### Instructions to follow
Leave out any picture and return the remaining listing below exactly as given.
>> start Supplied records
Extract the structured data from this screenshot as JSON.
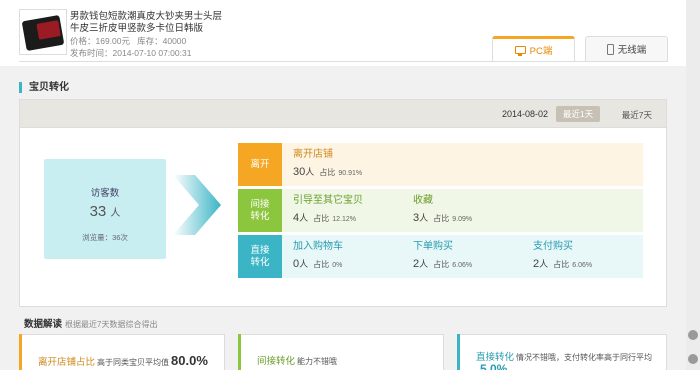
{
  "product": {
    "title": "男款钱包短款潮真皮大钞夹男士头层牛皮三折皮甲竖款多卡位日韩版",
    "price_label": "价格：",
    "price": "169.00元",
    "stock_label": "库存：",
    "stock": "40000",
    "publish_label": "发布时间：",
    "publish_time": "2014-07-10 07:00:31"
  },
  "tabs": [
    {
      "label": "PC端",
      "icon": "monitor-icon",
      "active": true
    },
    {
      "label": "无线端",
      "icon": "phone-icon",
      "active": false
    }
  ],
  "section_title": "宝贝转化",
  "panel": {
    "date": "2014-08-02",
    "day_button": "最近1天",
    "week_button": "最近7天"
  },
  "visitor": {
    "label": "访客数",
    "count": "33",
    "unit": "人",
    "pv": "浏览量：36次"
  },
  "funnel": {
    "leave": {
      "tag": "离开",
      "items": [
        {
          "title": "离开店铺",
          "value": "30",
          "unit": "人",
          "pct_label": "占比",
          "pct": "90.91%"
        }
      ]
    },
    "indirect": {
      "tag": "间接\n转化",
      "items": [
        {
          "title": "引导至其它宝贝",
          "value": "4",
          "unit": "人",
          "pct_label": "占比",
          "pct": "12.12%"
        },
        {
          "title": "收藏",
          "value": "3",
          "unit": "人",
          "pct_label": "占比",
          "pct": "9.09%"
        }
      ]
    },
    "direct": {
      "tag": "直接\n转化",
      "items": [
        {
          "title": "加入购物车",
          "value": "0",
          "unit": "人",
          "pct_label": "占比",
          "pct": "0%"
        },
        {
          "title": "下单购买",
          "value": "2",
          "unit": "人",
          "pct_label": "占比",
          "pct": "6.06%"
        },
        {
          "title": "支付购买",
          "value": "2",
          "unit": "人",
          "pct_label": "占比",
          "pct": "6.06%"
        }
      ]
    }
  },
  "analysis": {
    "title": "数据解读",
    "note": "根据最近7天数据综合得出",
    "cards": [
      {
        "head": "离开店铺占比",
        "sub": "高于同类宝贝平均值",
        "big": "80.0%"
      },
      {
        "head": "间接转化",
        "sub": "能力不错哦"
      },
      {
        "head": "直接转化",
        "sub": "情况不错哦，支付转化率高于同行平均",
        "big": "5.0%"
      }
    ]
  },
  "colors": {
    "leave": "#f5a623",
    "indirect": "#8cc63e",
    "direct": "#3bb5c6"
  }
}
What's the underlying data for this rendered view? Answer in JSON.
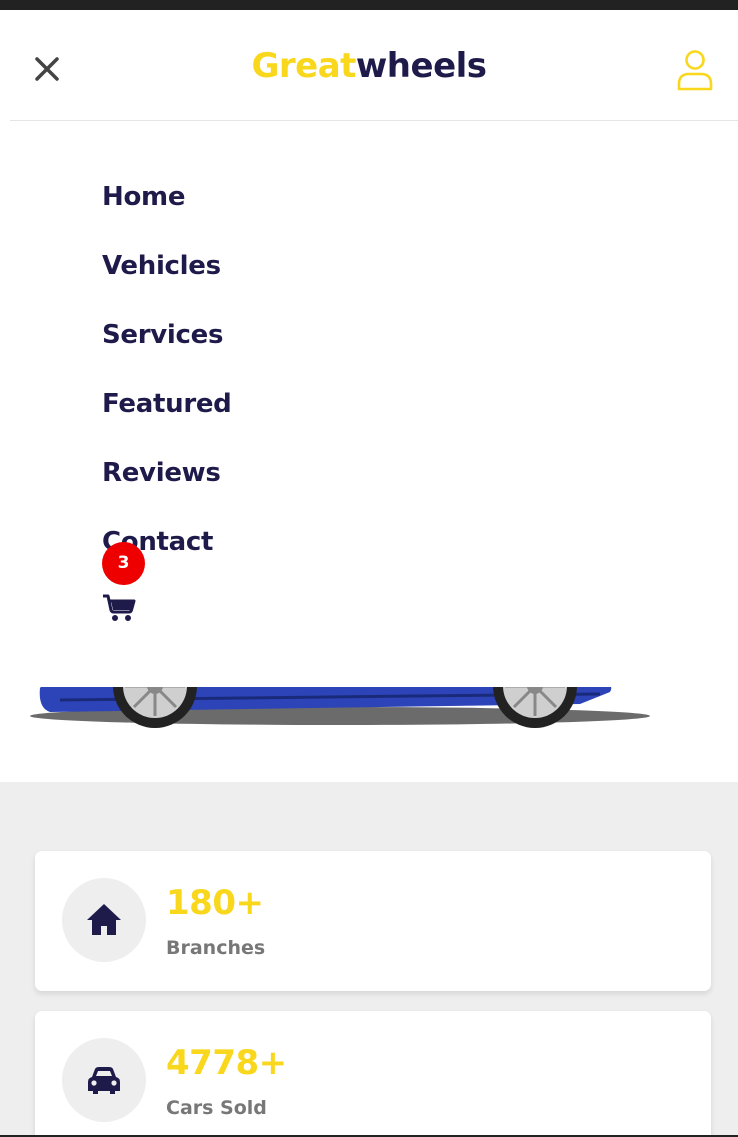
{
  "brand": {
    "part1": "Great",
    "part2": "wheels"
  },
  "colors": {
    "accent": "#f9d71c",
    "navy": "#1e1b4b",
    "badge": "#ee0000",
    "muted": "#777777"
  },
  "header": {
    "close_icon": "close-icon",
    "user_icon": "user-icon"
  },
  "menu": {
    "items": [
      {
        "label": "Home"
      },
      {
        "label": "Vehicles"
      },
      {
        "label": "Services"
      },
      {
        "label": "Featured"
      },
      {
        "label": "Reviews"
      },
      {
        "label": "Contact"
      }
    ],
    "cart": {
      "icon": "cart-icon",
      "count": "3"
    }
  },
  "stats": [
    {
      "icon": "home-icon",
      "value": "180+",
      "label": "Branches"
    },
    {
      "icon": "car-icon",
      "value": "4778+",
      "label": "Cars Sold"
    }
  ]
}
>> end Supplied records
### Expected output
Extract the structured data from this screenshot as JSON.
{
  "product": {
    "title": "男款钱包短款潮真皮大钞夹男士头层牛皮三折皮甲竖款多卡位日韩版",
    "price_label": "价格：",
    "price": "169.00元",
    "stock_label": "库存：",
    "stock": "40000",
    "publish_label": "发布时间：",
    "publish_time": "2014-07-10 07:00:31"
  },
  "tabs": [
    {
      "label": "PC端",
      "icon": "monitor-icon",
      "active": true
    },
    {
      "label": "无线端",
      "icon": "phone-icon",
      "active": false
    }
  ],
  "section_title": "宝贝转化",
  "panel": {
    "date": "2014-08-02",
    "day_button": "最近1天",
    "week_button": "最近7天"
  },
  "visitor": {
    "label": "访客数",
    "count": "33",
    "unit": "人",
    "pv": "浏览量：36次"
  },
  "funnel": {
    "leave": {
      "tag": "离开",
      "items": [
        {
          "title": "离开店铺",
          "value": "30",
          "unit": "人",
          "pct_label": "占比",
          "pct": "90.91%"
        }
      ]
    },
    "indirect": {
      "tag": "间接\n转化",
      "items": [
        {
          "title": "引导至其它宝贝",
          "value": "4",
          "unit": "人",
          "pct_label": "占比",
          "pct": "12.12%"
        },
        {
          "title": "收藏",
          "value": "3",
          "unit": "人",
          "pct_label": "占比",
          "pct": "9.09%"
        }
      ]
    },
    "direct": {
      "tag": "直接\n转化",
      "items": [
        {
          "title": "加入购物车",
          "value": "0",
          "unit": "人",
          "pct_label": "占比",
          "pct": "0%"
        },
        {
          "title": "下单购买",
          "value": "2",
          "unit": "人",
          "pct_label": "占比",
          "pct": "6.06%"
        },
        {
          "title": "支付购买",
          "value": "2",
          "unit": "人",
          "pct_label": "占比",
          "pct": "6.06%"
        }
      ]
    }
  },
  "analysis": {
    "title": "数据解读",
    "note": "根据最近7天数据综合得出",
    "cards": [
      {
        "head": "离开店铺占比",
        "sub": "高于同类宝贝平均值",
        "big": "80.0%"
      },
      {
        "head": "间接转化",
        "sub": "能力不错哦"
      },
      {
        "head": "直接转化",
        "sub": "情况不错哦，支付转化率高于同行平均",
        "big": "5.0%"
      }
    ]
  },
  "colors": {
    "leave": "#f5a623",
    "indirect": "#8cc63e",
    "direct": "#3bb5c6"
  }
}
What's the underlying data for this rendered view? Answer in JSON.
{
  "brand": {
    "part1": "Great",
    "part2": "wheels"
  },
  "colors": {
    "accent": "#f9d71c",
    "navy": "#1e1b4b",
    "badge": "#ee0000",
    "muted": "#777777"
  },
  "header": {
    "close_icon": "close-icon",
    "user_icon": "user-icon"
  },
  "menu": {
    "items": [
      {
        "label": "Home"
      },
      {
        "label": "Vehicles"
      },
      {
        "label": "Services"
      },
      {
        "label": "Featured"
      },
      {
        "label": "Reviews"
      },
      {
        "label": "Contact"
      }
    ],
    "cart": {
      "icon": "cart-icon",
      "count": "3"
    }
  },
  "stats": [
    {
      "icon": "home-icon",
      "value": "180+",
      "label": "Branches"
    },
    {
      "icon": "car-icon",
      "value": "4778+",
      "label": "Cars Sold"
    }
  ]
}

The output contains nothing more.